**Data excerpts:**
## start
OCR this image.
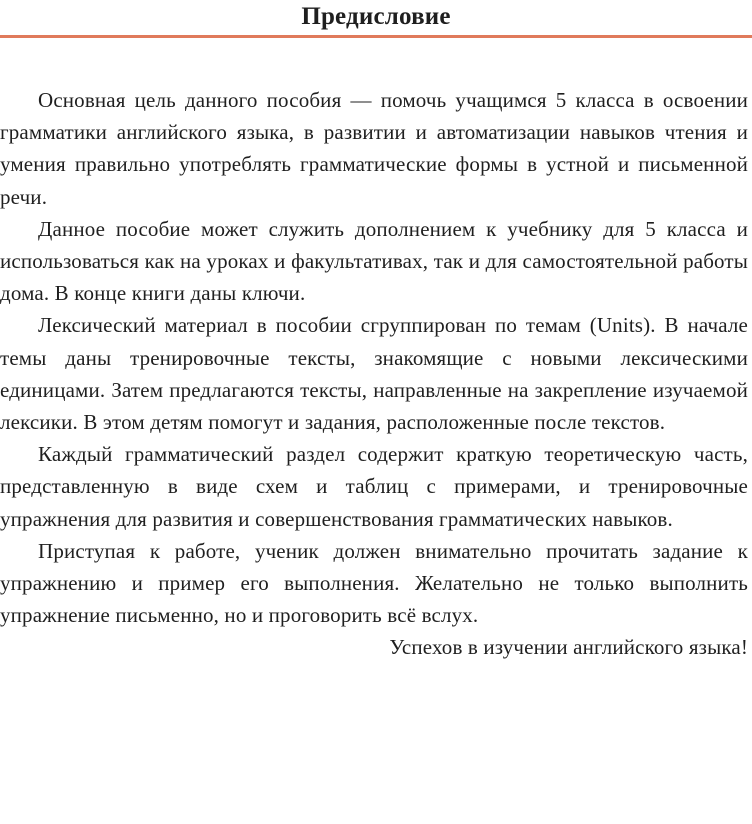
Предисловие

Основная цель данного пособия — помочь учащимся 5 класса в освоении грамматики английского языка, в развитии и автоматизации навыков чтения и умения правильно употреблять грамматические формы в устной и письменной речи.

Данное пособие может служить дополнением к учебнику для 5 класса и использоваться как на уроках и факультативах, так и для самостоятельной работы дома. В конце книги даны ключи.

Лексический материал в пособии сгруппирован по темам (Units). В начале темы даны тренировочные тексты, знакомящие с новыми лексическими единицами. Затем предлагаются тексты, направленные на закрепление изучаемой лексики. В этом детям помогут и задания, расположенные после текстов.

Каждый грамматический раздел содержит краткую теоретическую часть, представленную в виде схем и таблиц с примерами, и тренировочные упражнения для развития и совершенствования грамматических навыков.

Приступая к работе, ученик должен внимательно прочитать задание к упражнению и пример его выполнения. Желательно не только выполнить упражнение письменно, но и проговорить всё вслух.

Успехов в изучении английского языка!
## end
**Problem:**
Write out the entries again, exactly as given, skipping any images.

**Final answer:**
OCR this image.
Предисловие

Основная цель данного пособия — помочь учащимся 5 класса в освоении грамматики английского языка, в развитии и автоматизации навыков чтения и умения правильно употреблять грамматические формы в устной и письменной речи.

Данное пособие может служить дополнением к учебнику для 5 класса и использоваться как на уроках и факультативах, так и для самостоятельной работы дома. В конце книги даны ключи.

Лексический материал в пособии сгруппирован по темам (Units). В начале темы даны тренировочные тексты, знакомящие с новыми лексическими единицами. Затем предлагаются тексты, направленные на закрепление изучаемой лексики. В этом детям помогут и задания, расположенные после текстов.

Каждый грамматический раздел содержит краткую теоретическую часть, представленную в виде схем и таблиц с примерами, и тренировочные упражнения для развития и совершенствования грамматических навыков.

Приступая к работе, ученик должен внимательно прочитать задание к упражнению и пример его выполнения. Желательно не только выполнить упражнение письменно, но и проговорить всё вслух.

Успехов в изучении английского языка!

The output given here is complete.